» **YOUR OBJECTIVE**
Will you extract the entries word for word? Images should not appear in the copy.
##### TASK MATERIAL
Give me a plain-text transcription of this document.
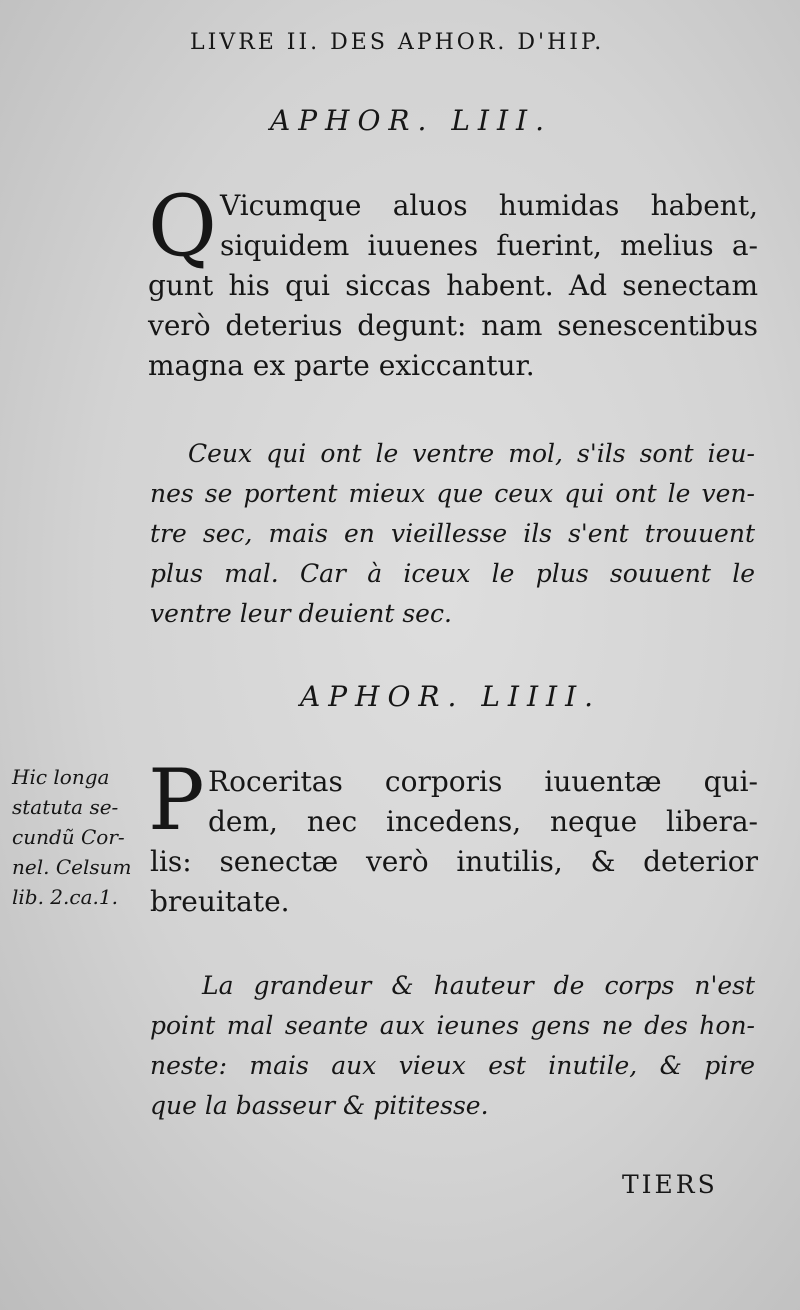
LIVRE II. DES APHOR. D'HIP.
APHOR. LIII.
Q Vicumque aluos humidas habent,
siquidem iuuenes fuerint, melius a-
gunt his qui siccas habent. Ad senectam
verò deterius degunt: nam senescentibus
magna ex parte exiccantur.
Ceux qui ont le ventre mol, s'ils sont ieu-
nes se portent mieux que ceux qui ont le ven-
tre sec, mais en vieillesse ils s'ent trouuent
plus mal. Car à iceux le plus souuent le
ventre leur deuient sec.
APHOR. LIIII.
Hic longa
statuta se-
cundũ Cor-
nel. Celsum
lib. 2.ca.1.
P Roceritas corporis iuuentæ qui-
dem, nec incedens, neque libera-
lis: senectæ verò inutilis, & deterior
breuitate.
La grandeur & hauteur de corps n'est
point mal seante aux ieunes gens ne des hon-
neste: mais aux vieux est inutile, & pire
que la basseur & pititesse.
TIERS
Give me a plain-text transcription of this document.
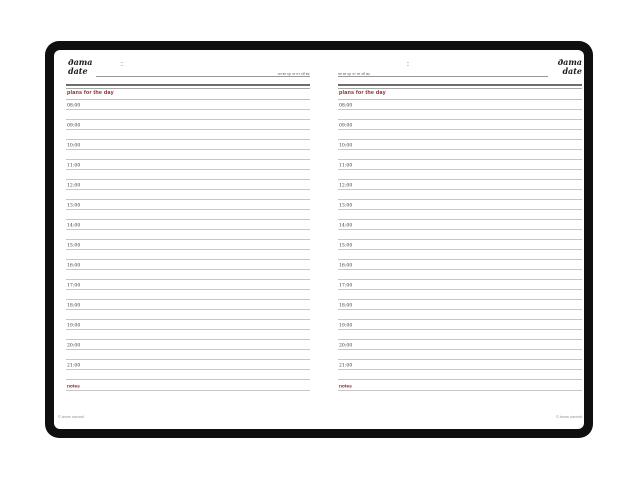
дата
date
:
пн вт ср чт пт сб вс
plans for the day
08:00
09:00
10:00
11:00
12:00
13:00
14:00
15:00
16:00
17:00
18:00
19:00
20:00
21:00
notes
© bruno visconti
дата
date
:
пн вт ср чт пт сб вс
plans for the day
08:00
09:00
10:00
11:00
12:00
13:00
14:00
15:00
16:00
17:00
18:00
19:00
20:00
21:00
notes
© bruno visconti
##########
» **TASK OUTPUT**
Give me a plain-text transcription of this document.
LIVRE II. DES APHOR. D'HIP.
APHOR. LIII.
Q Vicumque aluos humidas habent,
siquidem iuuenes fuerint, melius a-
gunt his qui siccas habent. Ad senectam
verò deterius degunt: nam senescentibus
magna ex parte exiccantur.
Ceux qui ont le ventre mol, s'ils sont ieu-
nes se portent mieux que ceux qui ont le ven-
tre sec, mais en vieillesse ils s'ent trouuent
plus mal. Car à iceux le plus souuent le
ventre leur deuient sec.
APHOR. LIIII.
Hic longa
statuta se-
cundũ Cor-
nel. Celsum
lib. 2.ca.1.
P Roceritas corporis iuuentæ qui-
dem, nec incedens, neque libera-
lis: senectæ verò inutilis, & deterior
breuitate.
La grandeur & hauteur de corps n'est
point mal seante aux ieunes gens ne des hon-
neste: mais aux vieux est inutile, & pire
que la basseur & pititesse.
TIERS
Give me a plain-text transcription of this document.
дата
date
:
пн вт ср чт пт сб вс
plans for the day
08:00
09:00
10:00
11:00
12:00
13:00
14:00
15:00
16:00
17:00
18:00
19:00
20:00
21:00
notes
© bruno visconti
дата
date
:
пн вт ср чт пт сб вс
plans for the day
08:00
09:00
10:00
11:00
12:00
13:00
14:00
15:00
16:00
17:00
18:00
19:00
20:00
21:00
notes
© bruno visconti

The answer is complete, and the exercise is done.